Data extracted from a collection
================================

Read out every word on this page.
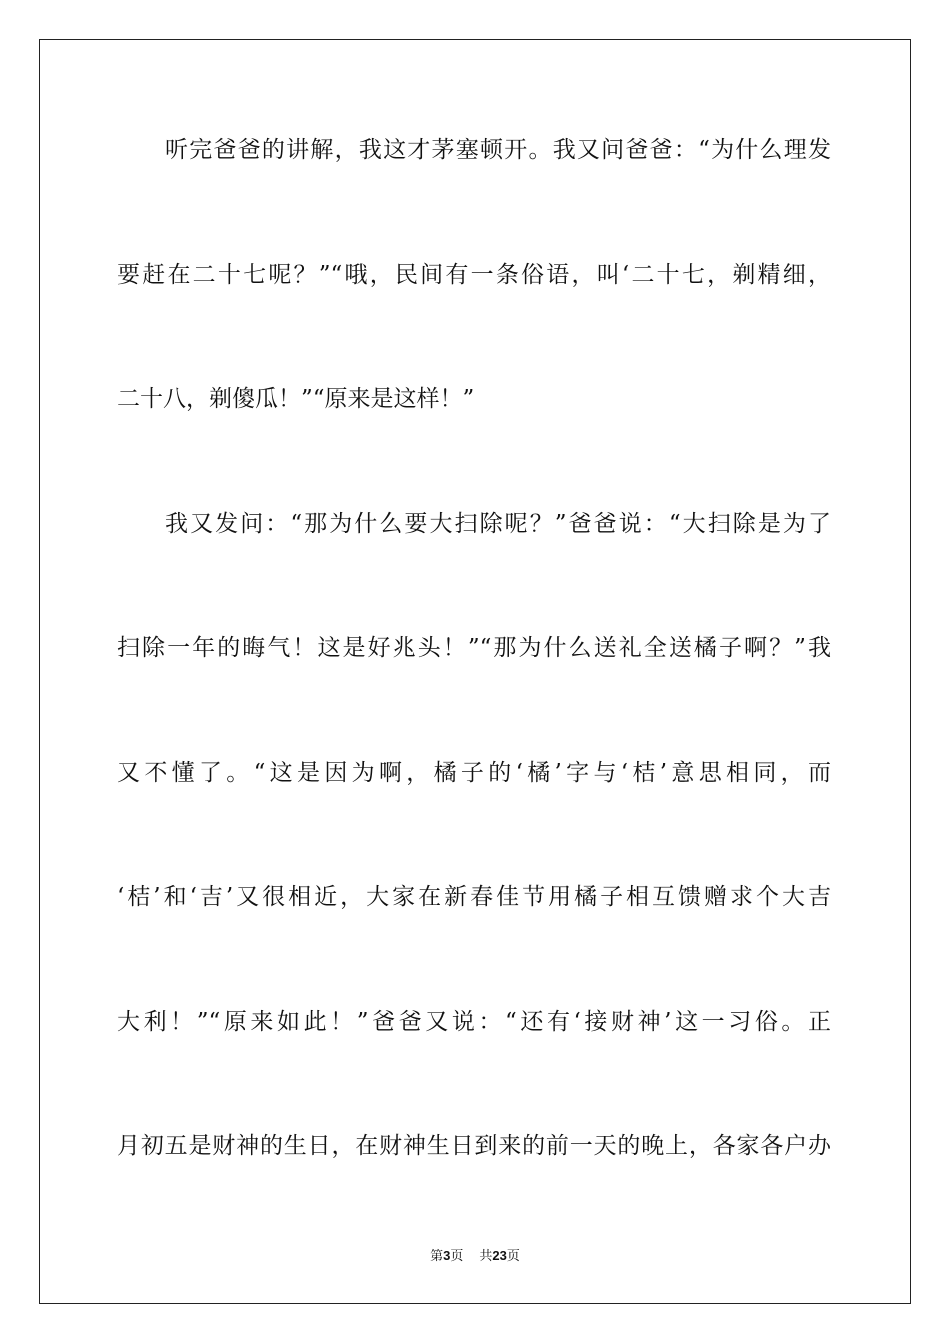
听完爸爸的讲解，我这才茅塞顿开。我又问爸爸：“为什么理发
要赶在二十七呢？”“哦，民间有一条俗语，叫‘二十七，剃精细，
二十八，剃傻瓜！”“原来是这样！”
我又发问：“那为什么要大扫除呢？”爸爸说：“大扫除是为了
扫除一年的晦气！这是好兆头！”“那为什么送礼全送橘子啊？”我
又不懂了。“这是因为啊，橘子的‘橘’字与‘桔’意思相同，而
‘桔’和‘吉’又很相近，大家在新春佳节用橘子相互馈赠求个大吉
大利！”“原来如此！”爸爸又说：“还有‘接财神’这一习俗。正
月初五是财神的生日，在财神生日到来的前一天的晚上，各家各户办
第3页 共23页
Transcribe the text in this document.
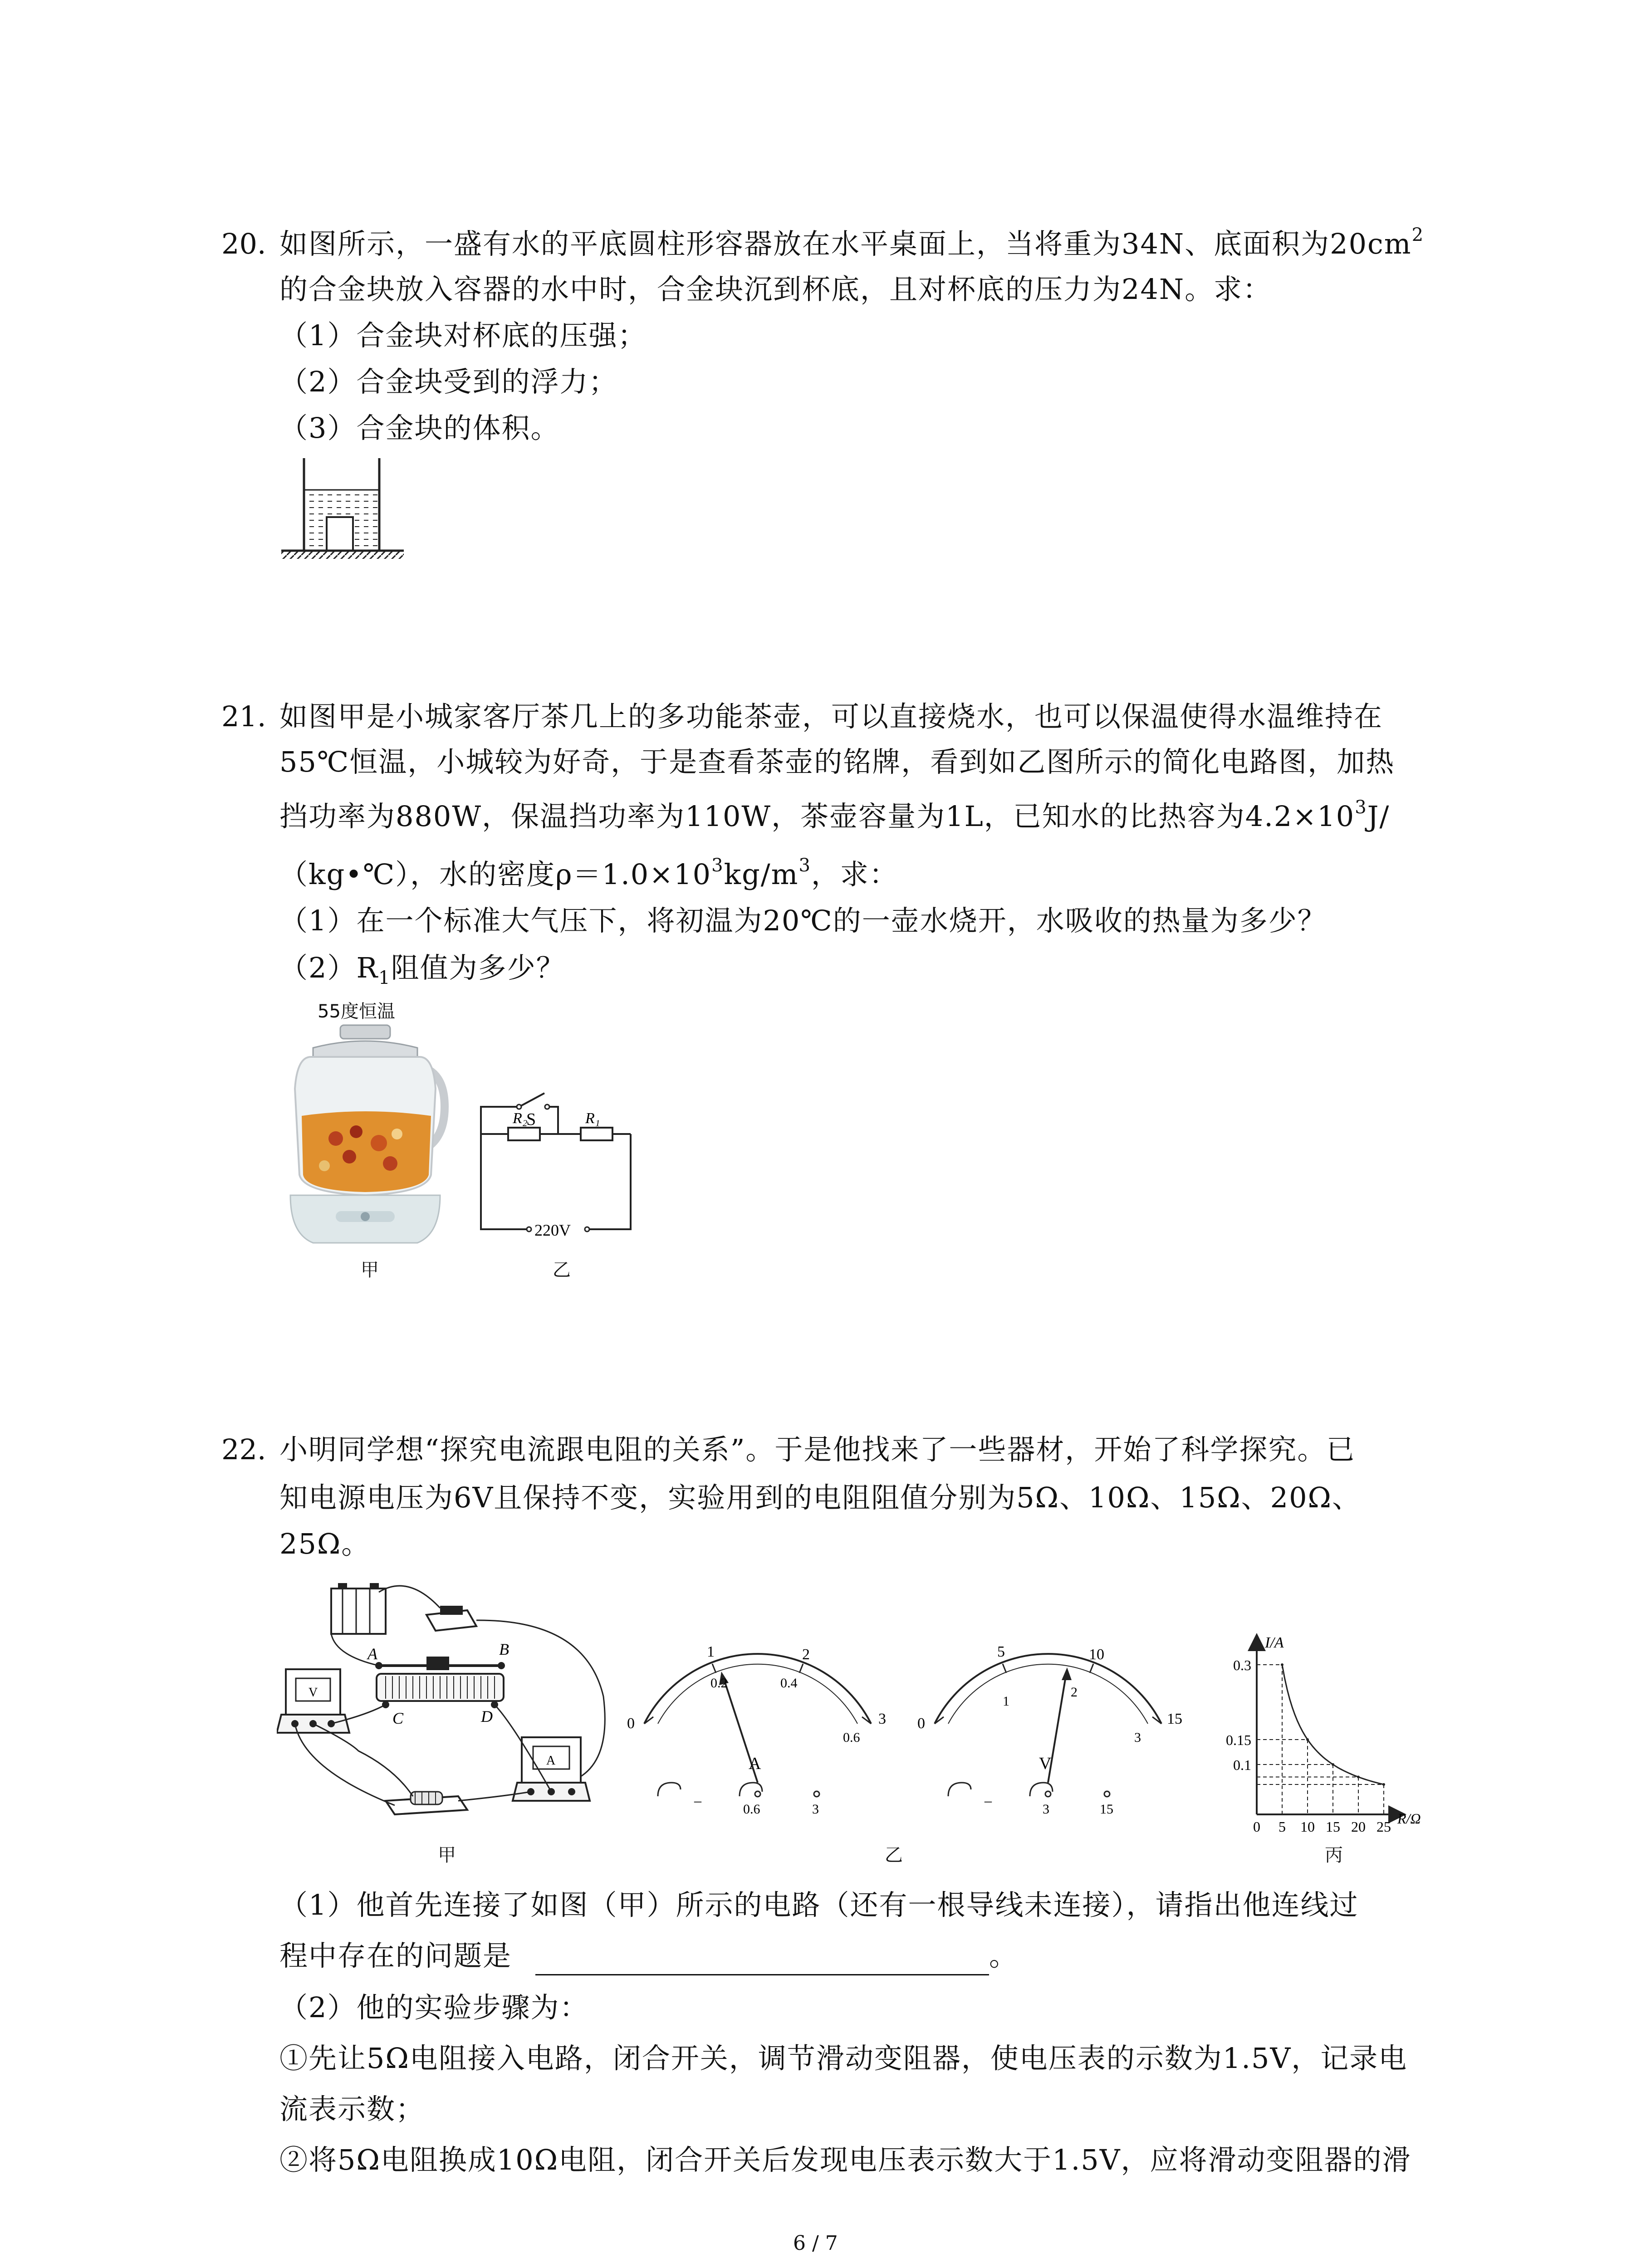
20. 如图所示，一盛有水的平底圆柱形容器放在水平桌面上，当将重为34N、底面积为$20cm^2$
的合金块放入容器的水中时，合金块沉到杯底，且对杯底的压力为24N。求：
（1）合金块对杯底的压强；
（2）合金块受到的浮力；
（3）合金块的体积。
21. 如图甲是小城家客厅茶几上的多功能茶壶，可以直接烧水，也可以保温使得水温维持在
55℃恒温，小城较为好奇，于是查看茶壶的铭牌，看到如乙图所示的简化电路图，加热
挡功率为880W，保温挡功率为110W，茶壶容量为1L，已知水的比热容为$4.2\times 10^3J/$
（kg•℃），水的密度$\rho=1.0\times 10^3kg/m^3$，求：
（1）在一个标准大气压下，将初温为20℃的一壶水烧开，水吸收的热量为多少？
$(2)R_1$阻值为多少？
55度恒温
S
R₂	R₁
220V
甲	乙
22. 小明同学想“探究电流跟电阻的关系”。于是他找来了一些器材，开始了科学探究。已
知电源电压为6V且保持不变，实验用到的电阻阻值分别为5Ω、10Ω、15Ω、20Ω、
25Ω。
A	B
C	D
V
A
0
1	2
3
0.2	0.4
0.6
A
–
0.6	3
0
5	10
15
1
2
3
V
–
3	15
I/A
R/Ω
0.3
0.15
0.1
0 5 10 15 20 25
甲	乙	丙
（1）他首先连接了如图（甲）所示的电路（还有一根导线未连接），请指出他连线过
程中存在的问题是	。
（2）他的实验步骤为：
①先让5Ω电阻接入电路，闭合开关，调节滑动变阻器，使电压表的示数为1.5V，记录电
流表示数；
②将5Ω电阻换成10Ω电阻，闭合开关后发现电压表示数大于1.5V，应将滑动变阻器的滑
6 / 7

================================

[Instruction]
Copy exactly the lines from the one containing "Transcribe the text in this document." through the last line of the records above, including both, and omit every picture.

[Answer to this task]
Transcribe the text in this document.
20. 如图所示，一盛有水的平底圆柱形容器放在水平桌面上，当将重为34N、底面积为$20cm^2$
的合金块放入容器的水中时，合金块沉到杯底，且对杯底的压力为24N。求：
（1）合金块对杯底的压强；
（2）合金块受到的浮力；
（3）合金块的体积。
21. 如图甲是小城家客厅茶几上的多功能茶壶，可以直接烧水，也可以保温使得水温维持在
55℃恒温，小城较为好奇，于是查看茶壶的铭牌，看到如乙图所示的简化电路图，加热
挡功率为880W，保温挡功率为110W，茶壶容量为1L，已知水的比热容为$4.2\times 10^3J/$
（kg•℃），水的密度$\rho=1.0\times 10^3kg/m^3$，求：
（1）在一个标准大气压下，将初温为20℃的一壶水烧开，水吸收的热量为多少？
$(2)R_1$阻值为多少？
55度恒温
S
R₂	R₁
220V
甲	乙
22. 小明同学想“探究电流跟电阻的关系”。于是他找来了一些器材，开始了科学探究。已
知电源电压为6V且保持不变，实验用到的电阻阻值分别为5Ω、10Ω、15Ω、20Ω、
25Ω。
A	B
C	D
V
A
0
1	2
3
0.2	0.4
0.6
A
–
0.6	3
0
5	10
15
1
2
3
V
–
3	15
I/A
R/Ω
0.3
0.15
0.1
0 5 10 15 20 25
甲	乙	丙
（1）他首先连接了如图（甲）所示的电路（还有一根导线未连接），请指出他连线过
程中存在的问题是	。
（2）他的实验步骤为：
①先让5Ω电阻接入电路，闭合开关，调节滑动变阻器，使电压表的示数为1.5V，记录电
流表示数；
②将5Ω电阻换成10Ω电阻，闭合开关后发现电压表示数大于1.5V，应将滑动变阻器的滑
6 / 7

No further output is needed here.